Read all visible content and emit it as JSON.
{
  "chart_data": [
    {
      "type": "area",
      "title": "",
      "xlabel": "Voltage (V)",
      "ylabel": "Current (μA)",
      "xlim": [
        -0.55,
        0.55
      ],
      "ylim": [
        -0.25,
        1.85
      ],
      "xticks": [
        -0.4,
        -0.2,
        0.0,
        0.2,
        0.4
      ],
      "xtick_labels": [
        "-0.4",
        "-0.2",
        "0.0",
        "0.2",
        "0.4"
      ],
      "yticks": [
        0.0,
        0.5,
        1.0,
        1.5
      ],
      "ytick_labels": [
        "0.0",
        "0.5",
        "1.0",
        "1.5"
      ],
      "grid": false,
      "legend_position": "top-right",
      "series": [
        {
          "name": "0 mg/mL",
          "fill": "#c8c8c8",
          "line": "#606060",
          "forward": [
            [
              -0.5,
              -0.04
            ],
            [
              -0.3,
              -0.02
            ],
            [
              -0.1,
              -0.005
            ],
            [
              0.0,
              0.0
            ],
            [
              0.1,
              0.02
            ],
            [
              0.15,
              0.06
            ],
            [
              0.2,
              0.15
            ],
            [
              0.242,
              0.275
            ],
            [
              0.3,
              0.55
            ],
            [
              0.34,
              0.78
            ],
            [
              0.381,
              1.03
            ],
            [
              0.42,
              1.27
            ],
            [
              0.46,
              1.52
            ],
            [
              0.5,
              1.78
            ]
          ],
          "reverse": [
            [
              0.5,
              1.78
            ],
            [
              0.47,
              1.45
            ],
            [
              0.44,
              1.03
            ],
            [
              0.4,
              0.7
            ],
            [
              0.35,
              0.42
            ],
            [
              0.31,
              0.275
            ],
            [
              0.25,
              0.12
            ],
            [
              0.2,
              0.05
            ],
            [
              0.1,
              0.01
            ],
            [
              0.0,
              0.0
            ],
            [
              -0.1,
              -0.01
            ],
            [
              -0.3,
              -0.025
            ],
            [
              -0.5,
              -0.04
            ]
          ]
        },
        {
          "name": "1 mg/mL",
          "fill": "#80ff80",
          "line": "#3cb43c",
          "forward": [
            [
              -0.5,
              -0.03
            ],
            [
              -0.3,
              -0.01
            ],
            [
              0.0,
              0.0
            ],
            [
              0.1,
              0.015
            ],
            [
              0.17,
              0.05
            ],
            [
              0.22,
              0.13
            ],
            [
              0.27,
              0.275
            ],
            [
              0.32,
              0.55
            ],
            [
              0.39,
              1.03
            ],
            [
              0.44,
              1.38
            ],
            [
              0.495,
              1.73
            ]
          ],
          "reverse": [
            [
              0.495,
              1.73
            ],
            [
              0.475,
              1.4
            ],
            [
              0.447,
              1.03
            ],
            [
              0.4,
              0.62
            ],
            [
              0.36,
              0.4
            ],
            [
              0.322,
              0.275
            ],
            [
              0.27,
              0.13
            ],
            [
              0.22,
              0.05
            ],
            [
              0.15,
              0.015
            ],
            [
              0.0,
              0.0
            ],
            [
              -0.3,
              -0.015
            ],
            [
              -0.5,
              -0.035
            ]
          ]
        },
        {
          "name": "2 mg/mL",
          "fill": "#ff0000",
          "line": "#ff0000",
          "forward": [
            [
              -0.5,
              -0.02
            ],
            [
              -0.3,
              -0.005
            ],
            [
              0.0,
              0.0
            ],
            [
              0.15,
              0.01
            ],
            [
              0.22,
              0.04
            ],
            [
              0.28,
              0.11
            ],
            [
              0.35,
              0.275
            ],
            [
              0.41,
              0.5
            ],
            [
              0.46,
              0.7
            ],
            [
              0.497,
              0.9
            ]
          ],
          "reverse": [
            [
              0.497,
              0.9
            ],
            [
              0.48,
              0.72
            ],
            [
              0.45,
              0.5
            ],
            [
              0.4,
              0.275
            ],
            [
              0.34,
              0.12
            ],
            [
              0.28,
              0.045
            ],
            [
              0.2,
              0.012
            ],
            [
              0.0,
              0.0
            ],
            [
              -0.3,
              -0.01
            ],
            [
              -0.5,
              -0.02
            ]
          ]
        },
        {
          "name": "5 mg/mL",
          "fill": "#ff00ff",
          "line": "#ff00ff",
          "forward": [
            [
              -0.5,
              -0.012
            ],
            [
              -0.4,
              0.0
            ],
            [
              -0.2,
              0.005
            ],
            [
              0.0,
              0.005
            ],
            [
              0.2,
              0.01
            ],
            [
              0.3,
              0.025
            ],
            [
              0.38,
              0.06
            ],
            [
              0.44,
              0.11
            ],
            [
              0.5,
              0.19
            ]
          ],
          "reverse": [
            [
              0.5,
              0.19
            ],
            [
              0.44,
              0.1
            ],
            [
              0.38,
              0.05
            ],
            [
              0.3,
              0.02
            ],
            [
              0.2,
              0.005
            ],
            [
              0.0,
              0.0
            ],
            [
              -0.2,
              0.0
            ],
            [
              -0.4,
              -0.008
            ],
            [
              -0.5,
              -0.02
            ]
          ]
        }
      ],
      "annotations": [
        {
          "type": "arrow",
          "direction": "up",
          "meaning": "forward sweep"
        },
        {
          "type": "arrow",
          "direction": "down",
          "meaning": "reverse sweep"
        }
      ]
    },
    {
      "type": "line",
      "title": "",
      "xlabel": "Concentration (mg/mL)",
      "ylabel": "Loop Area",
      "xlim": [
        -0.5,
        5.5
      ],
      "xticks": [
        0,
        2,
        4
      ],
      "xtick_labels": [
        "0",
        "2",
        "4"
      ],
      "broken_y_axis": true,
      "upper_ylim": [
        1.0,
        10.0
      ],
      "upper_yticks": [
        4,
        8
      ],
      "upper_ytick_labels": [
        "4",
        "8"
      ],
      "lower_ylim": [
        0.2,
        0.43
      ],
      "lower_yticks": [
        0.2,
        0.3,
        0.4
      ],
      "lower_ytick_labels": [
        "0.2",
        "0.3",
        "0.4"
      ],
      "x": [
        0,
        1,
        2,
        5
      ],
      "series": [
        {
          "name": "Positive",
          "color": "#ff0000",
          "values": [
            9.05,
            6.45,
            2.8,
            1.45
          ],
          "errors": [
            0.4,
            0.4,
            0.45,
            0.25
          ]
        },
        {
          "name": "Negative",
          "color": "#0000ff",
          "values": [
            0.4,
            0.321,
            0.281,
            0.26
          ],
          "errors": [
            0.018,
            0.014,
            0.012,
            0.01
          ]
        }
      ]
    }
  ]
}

################

Written task: Copy out each line of the listing that holds "fill".

Response:
          "fill": "#c8c8c8",
          "fill": "#80ff80",
          "fill": "#ff0000",
          "fill": "#ff00ff",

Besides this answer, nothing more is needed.